INSTRUCTIONS FOR THE TASK: Only the number is needed: how many lines of the records include "woman"?

========================

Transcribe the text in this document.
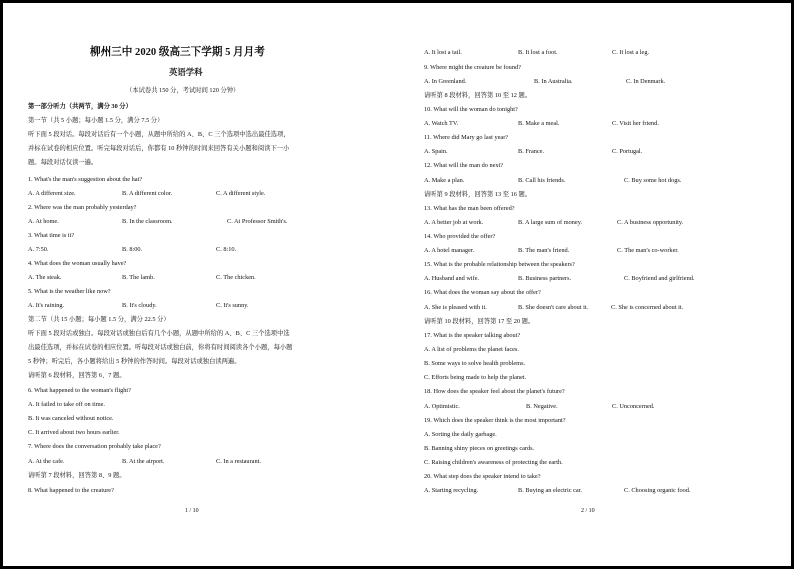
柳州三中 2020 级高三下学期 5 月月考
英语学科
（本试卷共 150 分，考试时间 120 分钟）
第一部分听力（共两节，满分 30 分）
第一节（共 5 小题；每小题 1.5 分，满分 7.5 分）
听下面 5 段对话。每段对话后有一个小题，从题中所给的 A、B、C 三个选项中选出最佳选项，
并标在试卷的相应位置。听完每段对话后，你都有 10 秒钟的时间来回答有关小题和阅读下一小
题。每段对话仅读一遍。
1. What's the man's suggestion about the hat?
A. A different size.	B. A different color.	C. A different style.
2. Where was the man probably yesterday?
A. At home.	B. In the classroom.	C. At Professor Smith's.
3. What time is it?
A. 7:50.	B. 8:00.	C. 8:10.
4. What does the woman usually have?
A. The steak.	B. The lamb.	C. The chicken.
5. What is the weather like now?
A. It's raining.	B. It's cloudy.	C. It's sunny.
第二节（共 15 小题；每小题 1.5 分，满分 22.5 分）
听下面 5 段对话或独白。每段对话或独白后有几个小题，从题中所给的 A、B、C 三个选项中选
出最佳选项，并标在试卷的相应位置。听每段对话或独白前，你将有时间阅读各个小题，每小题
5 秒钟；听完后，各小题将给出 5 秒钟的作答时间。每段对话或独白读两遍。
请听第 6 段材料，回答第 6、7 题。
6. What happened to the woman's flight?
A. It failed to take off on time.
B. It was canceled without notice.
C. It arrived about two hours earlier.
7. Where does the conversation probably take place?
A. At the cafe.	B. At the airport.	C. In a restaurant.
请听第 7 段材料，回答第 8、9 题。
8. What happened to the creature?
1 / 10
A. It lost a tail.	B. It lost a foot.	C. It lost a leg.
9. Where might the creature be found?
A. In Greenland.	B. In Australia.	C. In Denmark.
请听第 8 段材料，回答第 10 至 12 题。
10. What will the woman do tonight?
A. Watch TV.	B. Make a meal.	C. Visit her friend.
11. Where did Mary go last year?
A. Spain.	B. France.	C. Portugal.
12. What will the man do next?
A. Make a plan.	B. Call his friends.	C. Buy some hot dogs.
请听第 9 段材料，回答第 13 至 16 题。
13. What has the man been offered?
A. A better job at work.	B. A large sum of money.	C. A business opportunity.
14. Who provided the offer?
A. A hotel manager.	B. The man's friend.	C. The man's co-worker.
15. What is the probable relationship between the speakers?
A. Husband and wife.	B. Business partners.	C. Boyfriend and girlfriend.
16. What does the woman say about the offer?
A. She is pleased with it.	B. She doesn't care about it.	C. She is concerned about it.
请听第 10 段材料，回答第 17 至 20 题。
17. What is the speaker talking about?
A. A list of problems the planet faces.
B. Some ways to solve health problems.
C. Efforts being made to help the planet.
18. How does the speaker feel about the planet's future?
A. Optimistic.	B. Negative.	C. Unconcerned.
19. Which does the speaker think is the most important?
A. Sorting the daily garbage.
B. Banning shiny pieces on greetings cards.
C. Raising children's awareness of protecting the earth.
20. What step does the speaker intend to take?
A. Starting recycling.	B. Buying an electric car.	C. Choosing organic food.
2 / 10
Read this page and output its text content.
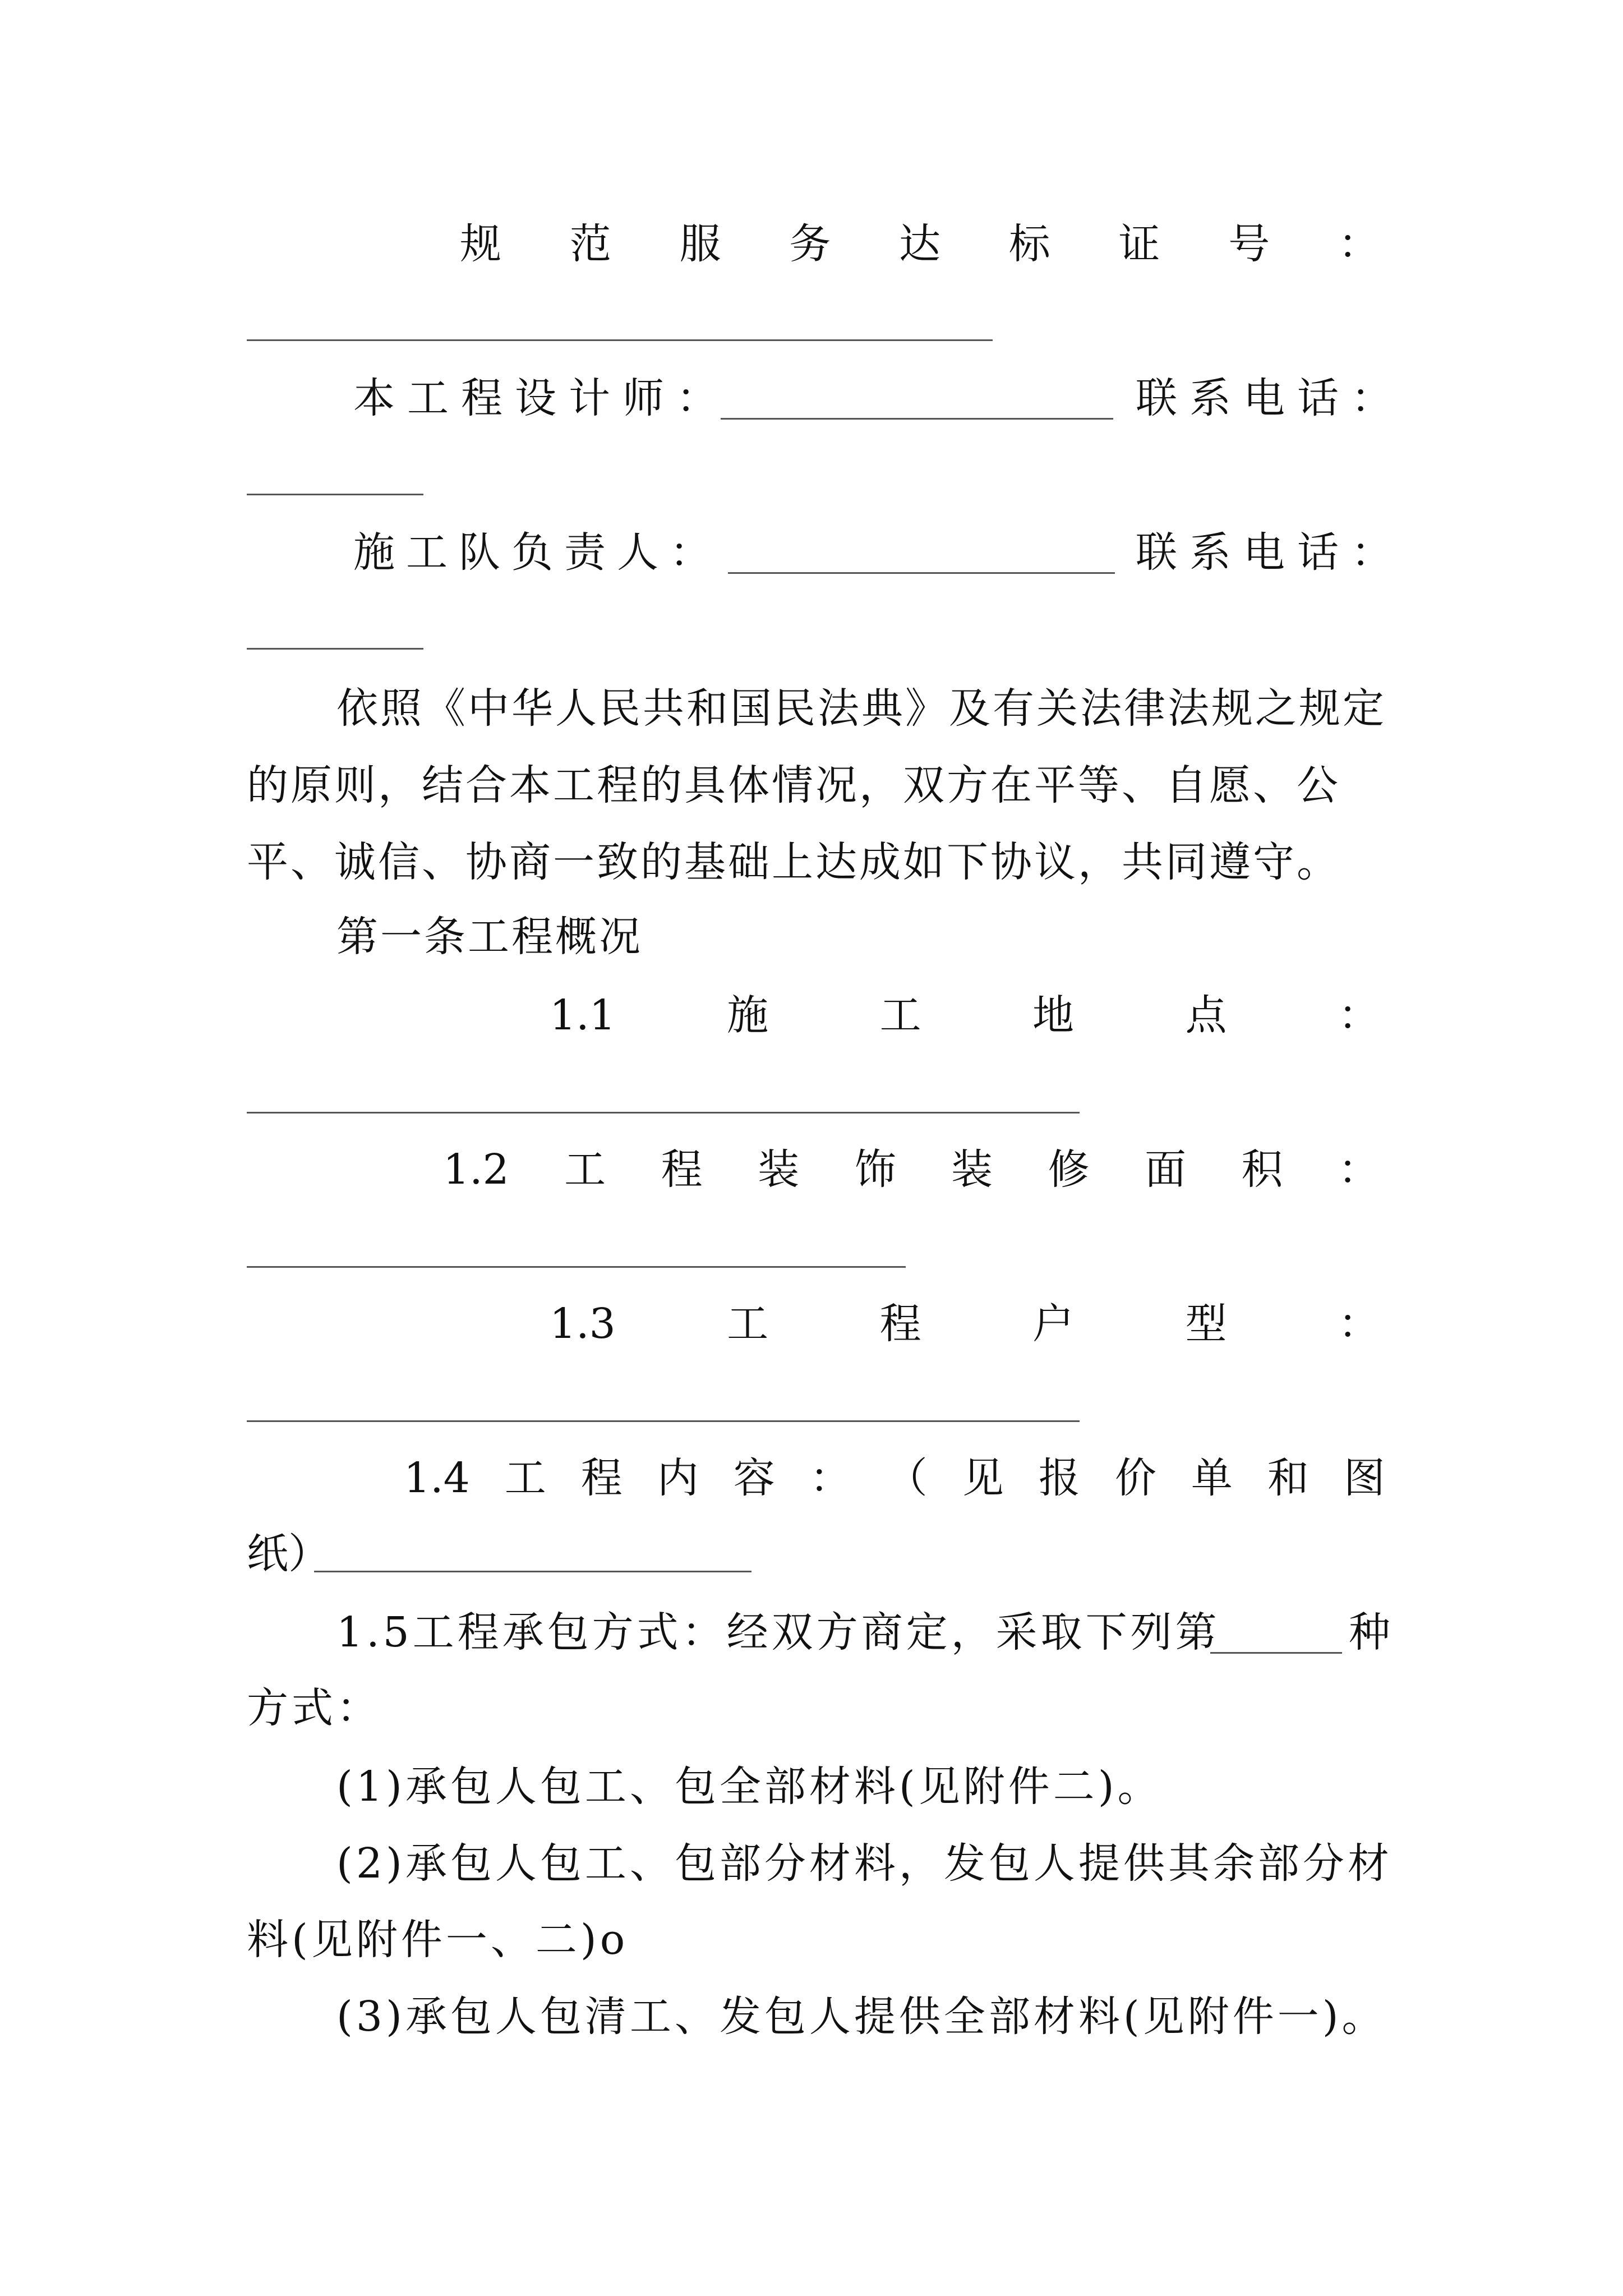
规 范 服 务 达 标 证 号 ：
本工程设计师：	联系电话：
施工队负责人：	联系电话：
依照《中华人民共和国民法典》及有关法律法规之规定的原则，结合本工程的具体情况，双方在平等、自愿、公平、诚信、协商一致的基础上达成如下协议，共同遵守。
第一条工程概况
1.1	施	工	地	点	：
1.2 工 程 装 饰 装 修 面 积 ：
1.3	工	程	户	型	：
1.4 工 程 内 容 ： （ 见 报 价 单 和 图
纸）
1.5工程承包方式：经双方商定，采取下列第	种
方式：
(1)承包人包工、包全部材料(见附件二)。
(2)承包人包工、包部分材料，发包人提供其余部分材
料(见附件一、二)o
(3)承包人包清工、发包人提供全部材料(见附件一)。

========================

EXERCISE RESULT: 4